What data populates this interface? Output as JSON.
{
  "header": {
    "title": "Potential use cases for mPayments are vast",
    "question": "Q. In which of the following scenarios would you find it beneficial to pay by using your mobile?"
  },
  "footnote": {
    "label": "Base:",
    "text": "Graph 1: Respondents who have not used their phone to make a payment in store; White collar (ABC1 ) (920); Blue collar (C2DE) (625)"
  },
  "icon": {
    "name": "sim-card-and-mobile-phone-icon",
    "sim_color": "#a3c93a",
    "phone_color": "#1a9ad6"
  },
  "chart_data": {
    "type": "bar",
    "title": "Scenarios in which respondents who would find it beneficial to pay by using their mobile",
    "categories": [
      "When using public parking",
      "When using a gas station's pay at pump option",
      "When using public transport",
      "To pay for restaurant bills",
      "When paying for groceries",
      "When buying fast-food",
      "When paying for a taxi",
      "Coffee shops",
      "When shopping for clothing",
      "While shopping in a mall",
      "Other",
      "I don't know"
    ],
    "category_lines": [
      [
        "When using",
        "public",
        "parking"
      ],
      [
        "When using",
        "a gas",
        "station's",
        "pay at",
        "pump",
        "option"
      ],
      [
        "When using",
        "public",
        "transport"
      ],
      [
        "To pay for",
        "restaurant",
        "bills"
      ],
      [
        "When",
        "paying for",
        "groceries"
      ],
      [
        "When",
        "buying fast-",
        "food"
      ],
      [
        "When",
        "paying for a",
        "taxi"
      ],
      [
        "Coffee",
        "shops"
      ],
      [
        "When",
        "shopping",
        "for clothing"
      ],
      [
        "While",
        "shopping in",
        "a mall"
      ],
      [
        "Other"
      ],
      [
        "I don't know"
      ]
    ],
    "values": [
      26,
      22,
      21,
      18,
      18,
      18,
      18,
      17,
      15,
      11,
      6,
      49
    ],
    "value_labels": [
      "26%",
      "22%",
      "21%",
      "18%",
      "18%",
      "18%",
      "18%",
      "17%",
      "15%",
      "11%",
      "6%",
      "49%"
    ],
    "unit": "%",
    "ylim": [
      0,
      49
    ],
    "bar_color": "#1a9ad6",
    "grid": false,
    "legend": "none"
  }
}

______

* Exercise task
In the entries above, identify every line with the string "using".

* Correct output
    "question": "Q. In which of the following scenarios would you find it beneficial to pay by using your mobile?"
    "title": "Scenarios in which respondents who would find it beneficial to pay by using their mobile",
      "When using public parking",
      "When using a gas station's pay at pump option",
      "When using public transport",
        "When using",
        "When using",
        "When using",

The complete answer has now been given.